- [Task] Reproduce the data exactly and drop any pictures it holds.
*** Opening Study material ***
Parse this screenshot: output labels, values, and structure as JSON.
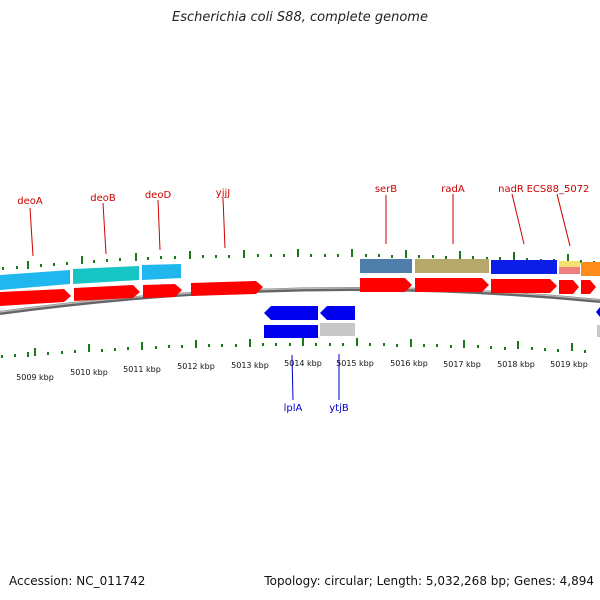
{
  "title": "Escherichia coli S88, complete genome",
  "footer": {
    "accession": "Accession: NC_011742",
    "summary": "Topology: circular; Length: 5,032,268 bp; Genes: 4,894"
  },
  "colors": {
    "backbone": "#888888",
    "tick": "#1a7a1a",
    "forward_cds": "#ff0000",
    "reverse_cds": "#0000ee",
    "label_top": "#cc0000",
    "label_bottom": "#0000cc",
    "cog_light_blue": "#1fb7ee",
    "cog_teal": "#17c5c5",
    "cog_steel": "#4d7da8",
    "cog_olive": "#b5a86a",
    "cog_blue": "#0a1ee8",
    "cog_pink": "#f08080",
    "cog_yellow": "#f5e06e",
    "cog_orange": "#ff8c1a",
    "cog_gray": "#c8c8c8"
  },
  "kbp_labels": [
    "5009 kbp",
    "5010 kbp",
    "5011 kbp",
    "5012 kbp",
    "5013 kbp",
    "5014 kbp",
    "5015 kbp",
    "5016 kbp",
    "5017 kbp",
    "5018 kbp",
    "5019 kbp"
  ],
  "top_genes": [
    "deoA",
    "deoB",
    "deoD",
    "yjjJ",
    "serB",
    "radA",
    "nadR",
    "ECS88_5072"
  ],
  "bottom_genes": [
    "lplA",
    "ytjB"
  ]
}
*** Closing Study material ***
- [Result for this exercise]
Parse this screenshot: output labels, values, and structure as JSON.
{
  "title": "Escherichia coli S88, complete genome",
  "footer": {
    "accession": "Accession: NC_011742",
    "summary": "Topology: circular; Length: 5,032,268 bp; Genes: 4,894"
  },
  "colors": {
    "backbone": "#888888",
    "tick": "#1a7a1a",
    "forward_cds": "#ff0000",
    "reverse_cds": "#0000ee",
    "label_top": "#cc0000",
    "label_bottom": "#0000cc",
    "cog_light_blue": "#1fb7ee",
    "cog_teal": "#17c5c5",
    "cog_steel": "#4d7da8",
    "cog_olive": "#b5a86a",
    "cog_blue": "#0a1ee8",
    "cog_pink": "#f08080",
    "cog_yellow": "#f5e06e",
    "cog_orange": "#ff8c1a",
    "cog_gray": "#c8c8c8"
  },
  "kbp_labels": [
    "5009 kbp",
    "5010 kbp",
    "5011 kbp",
    "5012 kbp",
    "5013 kbp",
    "5014 kbp",
    "5015 kbp",
    "5016 kbp",
    "5017 kbp",
    "5018 kbp",
    "5019 kbp"
  ],
  "top_genes": [
    "deoA",
    "deoB",
    "deoD",
    "yjjJ",
    "serB",
    "radA",
    "nadR",
    "ECS88_5072"
  ],
  "bottom_genes": [
    "lplA",
    "ytjB"
  ]
}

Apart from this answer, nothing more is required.